Texte à analyser
○ ○ ○

L’eau est un élément crucial pour la vie mais les réserves naturelles en eau potable sont de plus en plus exploitées. La situation est pire dans les régions où l’eau potable est rare comme c’est le cas dans certaines zones désertiques. Et pourtant la planète Terre est majoritairement recouverte d’eau : l’eau des mers et des océans. Salée, elle doit être traitée pour pouvoir être bue.

Filtrer l’eau de mer avec un simple tamis en graphène ?

Le matériau le plus étudié au 21ème siècle est probablement le graphène : découvert en 2002 à l’Université de Manchester, il ouvre de nombreuses possibilités liées, notamment, à sa structure en alvéoles hexagonales composée d’atomes de carbone. L’une des utilisations que les chercheurs espèrent faire de ce nouveau matériau pourrait apporter de l’eau à des millions de personnes dans le monde.

○ ○ ○

Entrées extraites
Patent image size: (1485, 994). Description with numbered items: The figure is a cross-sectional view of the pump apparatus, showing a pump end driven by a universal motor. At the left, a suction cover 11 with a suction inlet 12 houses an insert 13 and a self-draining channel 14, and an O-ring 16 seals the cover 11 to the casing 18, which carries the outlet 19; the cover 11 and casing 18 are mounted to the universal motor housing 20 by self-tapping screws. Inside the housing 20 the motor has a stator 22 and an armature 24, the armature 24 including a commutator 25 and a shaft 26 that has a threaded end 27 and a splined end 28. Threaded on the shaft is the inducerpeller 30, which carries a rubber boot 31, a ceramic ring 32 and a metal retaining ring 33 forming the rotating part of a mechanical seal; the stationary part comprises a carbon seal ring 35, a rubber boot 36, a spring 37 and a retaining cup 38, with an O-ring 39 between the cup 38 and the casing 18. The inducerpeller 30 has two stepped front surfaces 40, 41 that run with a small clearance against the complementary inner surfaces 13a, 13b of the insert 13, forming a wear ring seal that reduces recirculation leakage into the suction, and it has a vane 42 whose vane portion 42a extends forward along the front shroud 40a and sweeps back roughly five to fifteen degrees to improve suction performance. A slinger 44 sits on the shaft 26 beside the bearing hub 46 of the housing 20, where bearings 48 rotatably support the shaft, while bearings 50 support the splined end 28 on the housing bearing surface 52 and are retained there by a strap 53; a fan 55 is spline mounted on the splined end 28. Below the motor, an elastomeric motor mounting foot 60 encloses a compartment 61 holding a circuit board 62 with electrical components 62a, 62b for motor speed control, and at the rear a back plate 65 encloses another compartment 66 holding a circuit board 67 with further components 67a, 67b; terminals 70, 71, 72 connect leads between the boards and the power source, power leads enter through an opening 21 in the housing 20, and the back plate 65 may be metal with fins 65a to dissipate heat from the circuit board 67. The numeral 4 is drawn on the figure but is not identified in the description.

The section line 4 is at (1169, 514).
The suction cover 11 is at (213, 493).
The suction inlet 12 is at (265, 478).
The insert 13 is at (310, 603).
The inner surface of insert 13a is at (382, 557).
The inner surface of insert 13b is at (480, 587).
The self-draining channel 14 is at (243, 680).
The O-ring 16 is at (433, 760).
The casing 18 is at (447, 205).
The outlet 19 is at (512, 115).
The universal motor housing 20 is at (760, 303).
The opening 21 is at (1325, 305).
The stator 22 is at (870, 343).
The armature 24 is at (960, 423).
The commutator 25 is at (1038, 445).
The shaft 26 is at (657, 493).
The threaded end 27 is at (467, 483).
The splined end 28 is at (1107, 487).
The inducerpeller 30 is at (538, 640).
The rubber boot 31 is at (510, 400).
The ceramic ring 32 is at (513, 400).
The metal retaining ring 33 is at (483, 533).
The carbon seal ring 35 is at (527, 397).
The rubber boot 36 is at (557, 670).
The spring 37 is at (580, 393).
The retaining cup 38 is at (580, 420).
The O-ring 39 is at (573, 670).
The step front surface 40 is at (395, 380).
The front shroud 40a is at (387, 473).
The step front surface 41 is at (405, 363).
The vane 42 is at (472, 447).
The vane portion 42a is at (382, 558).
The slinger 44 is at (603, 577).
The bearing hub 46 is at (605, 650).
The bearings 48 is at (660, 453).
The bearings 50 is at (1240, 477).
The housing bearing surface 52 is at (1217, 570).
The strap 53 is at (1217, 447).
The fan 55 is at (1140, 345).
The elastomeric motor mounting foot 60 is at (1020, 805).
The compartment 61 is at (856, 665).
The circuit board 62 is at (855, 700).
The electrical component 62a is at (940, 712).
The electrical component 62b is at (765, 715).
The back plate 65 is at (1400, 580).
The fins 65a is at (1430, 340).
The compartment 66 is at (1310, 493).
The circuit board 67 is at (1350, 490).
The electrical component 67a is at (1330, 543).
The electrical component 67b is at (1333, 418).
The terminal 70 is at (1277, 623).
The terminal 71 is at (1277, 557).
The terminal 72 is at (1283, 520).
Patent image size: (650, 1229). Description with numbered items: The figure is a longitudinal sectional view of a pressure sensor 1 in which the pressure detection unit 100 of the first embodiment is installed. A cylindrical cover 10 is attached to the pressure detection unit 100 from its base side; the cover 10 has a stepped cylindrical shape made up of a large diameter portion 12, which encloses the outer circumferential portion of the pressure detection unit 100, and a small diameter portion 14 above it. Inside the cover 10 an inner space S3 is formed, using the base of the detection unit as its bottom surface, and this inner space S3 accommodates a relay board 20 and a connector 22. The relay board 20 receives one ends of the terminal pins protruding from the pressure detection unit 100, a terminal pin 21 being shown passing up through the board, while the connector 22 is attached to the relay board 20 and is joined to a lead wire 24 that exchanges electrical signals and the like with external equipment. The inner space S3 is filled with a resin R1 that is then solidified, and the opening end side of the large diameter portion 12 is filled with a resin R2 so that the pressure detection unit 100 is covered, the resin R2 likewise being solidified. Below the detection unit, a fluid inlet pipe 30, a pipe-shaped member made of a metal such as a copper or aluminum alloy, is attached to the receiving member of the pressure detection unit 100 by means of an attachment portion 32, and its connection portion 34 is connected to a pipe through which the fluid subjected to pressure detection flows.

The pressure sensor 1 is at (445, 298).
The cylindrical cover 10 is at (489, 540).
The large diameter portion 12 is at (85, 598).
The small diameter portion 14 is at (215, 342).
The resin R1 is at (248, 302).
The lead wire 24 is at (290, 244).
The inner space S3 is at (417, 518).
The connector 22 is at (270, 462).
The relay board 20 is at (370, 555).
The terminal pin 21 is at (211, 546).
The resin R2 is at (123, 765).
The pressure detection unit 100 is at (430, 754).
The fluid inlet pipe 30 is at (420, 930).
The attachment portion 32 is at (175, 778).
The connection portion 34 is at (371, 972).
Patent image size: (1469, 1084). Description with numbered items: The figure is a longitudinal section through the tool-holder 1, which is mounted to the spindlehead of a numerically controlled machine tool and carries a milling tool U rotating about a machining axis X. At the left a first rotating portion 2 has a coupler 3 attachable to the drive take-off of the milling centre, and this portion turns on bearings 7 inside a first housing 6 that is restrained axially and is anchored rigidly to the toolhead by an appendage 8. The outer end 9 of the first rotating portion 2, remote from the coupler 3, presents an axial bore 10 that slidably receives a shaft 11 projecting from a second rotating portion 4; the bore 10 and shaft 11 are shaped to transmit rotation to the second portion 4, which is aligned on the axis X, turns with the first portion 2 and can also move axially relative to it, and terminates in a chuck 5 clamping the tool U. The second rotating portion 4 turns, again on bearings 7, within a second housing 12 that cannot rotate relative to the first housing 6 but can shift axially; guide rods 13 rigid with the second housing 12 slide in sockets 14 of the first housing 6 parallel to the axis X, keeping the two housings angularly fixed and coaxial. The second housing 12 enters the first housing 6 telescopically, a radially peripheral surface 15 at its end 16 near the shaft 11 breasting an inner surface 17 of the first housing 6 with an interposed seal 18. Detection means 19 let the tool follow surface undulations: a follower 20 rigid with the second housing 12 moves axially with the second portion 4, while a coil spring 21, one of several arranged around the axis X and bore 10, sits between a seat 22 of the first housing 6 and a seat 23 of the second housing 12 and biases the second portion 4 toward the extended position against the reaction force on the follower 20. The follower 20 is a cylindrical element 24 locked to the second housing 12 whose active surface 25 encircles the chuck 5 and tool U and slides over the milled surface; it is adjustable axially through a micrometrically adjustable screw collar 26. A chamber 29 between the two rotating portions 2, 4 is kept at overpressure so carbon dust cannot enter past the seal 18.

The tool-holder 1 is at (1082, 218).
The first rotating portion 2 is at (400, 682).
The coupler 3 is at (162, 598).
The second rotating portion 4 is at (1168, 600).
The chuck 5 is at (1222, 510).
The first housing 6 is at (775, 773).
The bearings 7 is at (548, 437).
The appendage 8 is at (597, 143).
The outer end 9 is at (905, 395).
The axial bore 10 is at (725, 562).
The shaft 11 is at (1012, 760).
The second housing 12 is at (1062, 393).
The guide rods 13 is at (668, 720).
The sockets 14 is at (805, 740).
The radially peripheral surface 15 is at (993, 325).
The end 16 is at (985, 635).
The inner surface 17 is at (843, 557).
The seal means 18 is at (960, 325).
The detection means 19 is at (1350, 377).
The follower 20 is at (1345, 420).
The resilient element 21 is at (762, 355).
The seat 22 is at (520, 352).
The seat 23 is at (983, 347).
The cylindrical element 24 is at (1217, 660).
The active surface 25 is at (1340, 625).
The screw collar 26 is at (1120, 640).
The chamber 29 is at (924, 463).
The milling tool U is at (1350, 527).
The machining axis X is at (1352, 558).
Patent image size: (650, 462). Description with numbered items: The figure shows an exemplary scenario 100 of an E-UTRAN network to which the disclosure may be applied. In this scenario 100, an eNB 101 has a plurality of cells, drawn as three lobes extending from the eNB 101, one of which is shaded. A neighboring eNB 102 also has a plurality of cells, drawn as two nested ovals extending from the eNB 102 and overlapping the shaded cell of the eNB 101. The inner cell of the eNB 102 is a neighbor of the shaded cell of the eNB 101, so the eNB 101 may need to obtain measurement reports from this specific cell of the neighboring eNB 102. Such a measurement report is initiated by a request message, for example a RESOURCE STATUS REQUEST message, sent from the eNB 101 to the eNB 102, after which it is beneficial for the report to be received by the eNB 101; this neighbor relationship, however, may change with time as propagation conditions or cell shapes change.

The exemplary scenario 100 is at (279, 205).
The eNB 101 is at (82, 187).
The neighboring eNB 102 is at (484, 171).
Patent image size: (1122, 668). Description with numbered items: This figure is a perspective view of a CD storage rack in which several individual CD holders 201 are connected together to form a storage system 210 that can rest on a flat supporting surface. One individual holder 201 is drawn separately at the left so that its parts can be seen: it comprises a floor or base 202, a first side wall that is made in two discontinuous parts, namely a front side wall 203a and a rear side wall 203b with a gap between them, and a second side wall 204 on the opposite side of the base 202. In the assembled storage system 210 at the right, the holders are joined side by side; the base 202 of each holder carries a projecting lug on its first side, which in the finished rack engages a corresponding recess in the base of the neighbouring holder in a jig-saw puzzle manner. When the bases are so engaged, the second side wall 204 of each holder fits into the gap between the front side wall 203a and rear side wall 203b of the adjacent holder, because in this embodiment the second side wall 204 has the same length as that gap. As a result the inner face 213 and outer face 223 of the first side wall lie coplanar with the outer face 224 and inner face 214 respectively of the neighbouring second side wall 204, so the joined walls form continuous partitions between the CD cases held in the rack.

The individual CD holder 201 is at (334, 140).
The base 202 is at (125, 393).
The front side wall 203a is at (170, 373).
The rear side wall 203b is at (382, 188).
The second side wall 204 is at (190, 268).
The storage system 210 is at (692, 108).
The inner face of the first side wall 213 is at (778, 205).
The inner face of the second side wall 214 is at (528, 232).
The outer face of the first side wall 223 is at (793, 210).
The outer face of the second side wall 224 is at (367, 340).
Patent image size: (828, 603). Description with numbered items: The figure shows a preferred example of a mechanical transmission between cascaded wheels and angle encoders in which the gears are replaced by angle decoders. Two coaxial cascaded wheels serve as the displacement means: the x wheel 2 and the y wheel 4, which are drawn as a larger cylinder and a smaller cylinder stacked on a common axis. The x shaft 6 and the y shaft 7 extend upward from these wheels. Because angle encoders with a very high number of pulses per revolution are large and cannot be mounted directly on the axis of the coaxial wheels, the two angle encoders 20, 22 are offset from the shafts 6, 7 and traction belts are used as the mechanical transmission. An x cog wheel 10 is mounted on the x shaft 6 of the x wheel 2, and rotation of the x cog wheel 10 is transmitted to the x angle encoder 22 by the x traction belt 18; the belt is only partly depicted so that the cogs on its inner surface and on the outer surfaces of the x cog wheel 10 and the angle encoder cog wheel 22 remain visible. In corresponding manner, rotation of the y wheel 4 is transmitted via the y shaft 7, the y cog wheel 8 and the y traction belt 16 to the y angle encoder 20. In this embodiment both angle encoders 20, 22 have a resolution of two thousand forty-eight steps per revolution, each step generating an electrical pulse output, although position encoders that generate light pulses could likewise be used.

○ ○ ○

Consignes
(A) Dans le texte sur le graphène, remplacez « Université de Manchester » par « Université de Cambridge », puis recopiez tout le passage qui va de « Le matériau le » jusqu’à « dans le monde. ».
(B) D’après le texte sur le graphène, en quelle année ce matériau a-t-il été découvert ?
Les entrées ne servent à rien ici.

Corrigé
(A)
Le matériau le plus étudié au 21ème siècle est probablement le graphène : découvert en 2002 à l’Université de Cambridge, il ouvre de nombreuses possibilités liées, notamment, à sa structure en alvéoles hexagonales composée d’atomes de carbone. L’une des utilisations que les chercheurs espèrent faire de ce nouveau matériau pourrait apporter de l’eau à des millions de personnes dans le monde.

(B) En 2002.